▽

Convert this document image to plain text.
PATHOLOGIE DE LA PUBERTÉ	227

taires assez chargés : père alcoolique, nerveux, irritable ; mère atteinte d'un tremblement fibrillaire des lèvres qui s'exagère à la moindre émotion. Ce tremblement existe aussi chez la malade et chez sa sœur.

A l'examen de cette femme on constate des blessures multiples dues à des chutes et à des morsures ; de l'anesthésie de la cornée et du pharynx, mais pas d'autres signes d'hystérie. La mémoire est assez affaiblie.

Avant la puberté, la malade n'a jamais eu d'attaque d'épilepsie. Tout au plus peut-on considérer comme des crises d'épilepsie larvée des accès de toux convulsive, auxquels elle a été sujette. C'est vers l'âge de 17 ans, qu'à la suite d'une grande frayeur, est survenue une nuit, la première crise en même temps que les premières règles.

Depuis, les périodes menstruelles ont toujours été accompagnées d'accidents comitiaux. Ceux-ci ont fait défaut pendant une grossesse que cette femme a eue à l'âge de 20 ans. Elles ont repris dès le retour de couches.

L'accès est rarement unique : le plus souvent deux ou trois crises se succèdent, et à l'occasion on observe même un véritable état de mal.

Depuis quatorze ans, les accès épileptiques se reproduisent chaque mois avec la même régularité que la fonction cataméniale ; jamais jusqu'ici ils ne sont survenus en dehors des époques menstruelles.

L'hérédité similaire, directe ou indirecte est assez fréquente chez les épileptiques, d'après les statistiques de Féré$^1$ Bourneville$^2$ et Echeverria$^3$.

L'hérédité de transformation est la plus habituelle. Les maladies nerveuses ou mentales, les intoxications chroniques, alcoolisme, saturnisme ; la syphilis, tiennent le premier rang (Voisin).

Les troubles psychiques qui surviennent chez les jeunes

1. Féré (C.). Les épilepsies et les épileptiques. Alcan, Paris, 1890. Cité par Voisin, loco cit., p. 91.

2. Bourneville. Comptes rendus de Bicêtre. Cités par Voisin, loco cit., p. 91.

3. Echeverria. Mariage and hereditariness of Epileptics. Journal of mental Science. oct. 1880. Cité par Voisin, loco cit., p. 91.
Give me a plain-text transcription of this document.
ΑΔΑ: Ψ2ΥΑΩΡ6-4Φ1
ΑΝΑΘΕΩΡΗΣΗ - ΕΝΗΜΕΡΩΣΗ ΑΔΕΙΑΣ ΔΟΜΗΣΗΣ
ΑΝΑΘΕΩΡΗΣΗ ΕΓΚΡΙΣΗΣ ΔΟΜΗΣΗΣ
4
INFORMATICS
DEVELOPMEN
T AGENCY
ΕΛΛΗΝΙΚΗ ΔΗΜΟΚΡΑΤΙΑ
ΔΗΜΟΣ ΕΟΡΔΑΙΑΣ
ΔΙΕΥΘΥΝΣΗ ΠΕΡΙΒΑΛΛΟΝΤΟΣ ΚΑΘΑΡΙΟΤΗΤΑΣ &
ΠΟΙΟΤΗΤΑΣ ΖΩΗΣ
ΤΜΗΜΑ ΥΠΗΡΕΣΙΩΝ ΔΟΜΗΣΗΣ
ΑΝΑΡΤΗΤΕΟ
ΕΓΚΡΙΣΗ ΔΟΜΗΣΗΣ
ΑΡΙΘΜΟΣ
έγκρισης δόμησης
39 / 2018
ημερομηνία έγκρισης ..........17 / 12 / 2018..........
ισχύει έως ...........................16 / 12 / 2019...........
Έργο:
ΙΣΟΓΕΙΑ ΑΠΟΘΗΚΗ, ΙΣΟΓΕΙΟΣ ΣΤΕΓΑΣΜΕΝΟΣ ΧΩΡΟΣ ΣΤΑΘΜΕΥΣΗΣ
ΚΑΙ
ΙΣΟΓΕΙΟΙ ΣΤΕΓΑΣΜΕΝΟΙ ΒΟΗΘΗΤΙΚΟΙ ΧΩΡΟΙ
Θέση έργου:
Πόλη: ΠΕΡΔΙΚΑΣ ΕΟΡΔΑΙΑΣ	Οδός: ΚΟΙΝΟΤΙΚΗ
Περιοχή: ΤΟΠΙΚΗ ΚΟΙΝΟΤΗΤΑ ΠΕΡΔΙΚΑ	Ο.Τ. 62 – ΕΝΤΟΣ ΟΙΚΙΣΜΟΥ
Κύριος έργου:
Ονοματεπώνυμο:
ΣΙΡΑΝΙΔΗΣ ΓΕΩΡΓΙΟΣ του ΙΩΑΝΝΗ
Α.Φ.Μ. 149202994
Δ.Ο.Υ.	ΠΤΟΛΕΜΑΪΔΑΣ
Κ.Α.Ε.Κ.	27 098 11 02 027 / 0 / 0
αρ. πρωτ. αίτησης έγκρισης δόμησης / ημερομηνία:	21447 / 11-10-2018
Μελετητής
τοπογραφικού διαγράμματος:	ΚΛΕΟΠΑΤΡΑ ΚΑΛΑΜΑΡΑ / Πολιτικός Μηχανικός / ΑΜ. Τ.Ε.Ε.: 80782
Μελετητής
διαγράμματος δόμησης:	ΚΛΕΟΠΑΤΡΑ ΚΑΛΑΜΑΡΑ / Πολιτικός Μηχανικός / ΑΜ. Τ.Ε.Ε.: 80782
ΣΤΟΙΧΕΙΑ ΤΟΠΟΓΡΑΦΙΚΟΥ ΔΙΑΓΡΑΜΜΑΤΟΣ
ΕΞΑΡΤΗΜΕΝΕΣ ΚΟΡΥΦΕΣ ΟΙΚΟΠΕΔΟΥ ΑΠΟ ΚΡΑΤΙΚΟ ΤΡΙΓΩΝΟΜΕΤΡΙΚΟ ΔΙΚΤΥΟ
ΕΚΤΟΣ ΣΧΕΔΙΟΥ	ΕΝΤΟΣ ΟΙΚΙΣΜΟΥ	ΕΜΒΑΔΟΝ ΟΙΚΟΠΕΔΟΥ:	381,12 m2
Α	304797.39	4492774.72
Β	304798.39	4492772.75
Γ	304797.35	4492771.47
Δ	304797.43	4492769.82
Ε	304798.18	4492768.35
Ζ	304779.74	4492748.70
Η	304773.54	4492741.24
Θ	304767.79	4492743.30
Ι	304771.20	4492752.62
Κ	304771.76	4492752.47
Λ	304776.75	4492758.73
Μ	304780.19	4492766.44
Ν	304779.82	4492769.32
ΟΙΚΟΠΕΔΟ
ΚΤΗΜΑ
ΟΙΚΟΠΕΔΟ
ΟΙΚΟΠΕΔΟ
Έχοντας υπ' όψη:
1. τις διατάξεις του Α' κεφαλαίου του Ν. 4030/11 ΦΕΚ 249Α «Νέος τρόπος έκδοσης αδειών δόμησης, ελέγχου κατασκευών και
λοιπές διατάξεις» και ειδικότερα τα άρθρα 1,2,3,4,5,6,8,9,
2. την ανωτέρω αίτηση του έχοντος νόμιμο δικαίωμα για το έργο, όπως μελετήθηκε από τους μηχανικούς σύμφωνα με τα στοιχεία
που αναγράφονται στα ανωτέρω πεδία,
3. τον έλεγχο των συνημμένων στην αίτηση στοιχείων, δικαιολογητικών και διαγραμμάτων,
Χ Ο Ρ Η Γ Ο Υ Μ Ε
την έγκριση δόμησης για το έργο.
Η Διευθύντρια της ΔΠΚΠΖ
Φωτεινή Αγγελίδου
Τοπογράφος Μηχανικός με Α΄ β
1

△

Directions for this task: Show all lines from the data above in which the word "ΕΝΤΟΣ" appears.

Complete output:
Περιοχή: ΤΟΠΙΚΗ ΚΟΙΝΟΤΗΤΑ ΠΕΡΔΙΚΑ	Ο.Τ. 62 – ΕΝΤΟΣ ΟΙΚΙΣΜΟΥ
ΕΚΤΟΣ ΣΧΕΔΙΟΥ	ΕΝΤΟΣ ΟΙΚΙΣΜΟΥ	ΕΜΒΑΔΟΝ ΟΙΚΟΠΕΔΟΥ:	381,12 m2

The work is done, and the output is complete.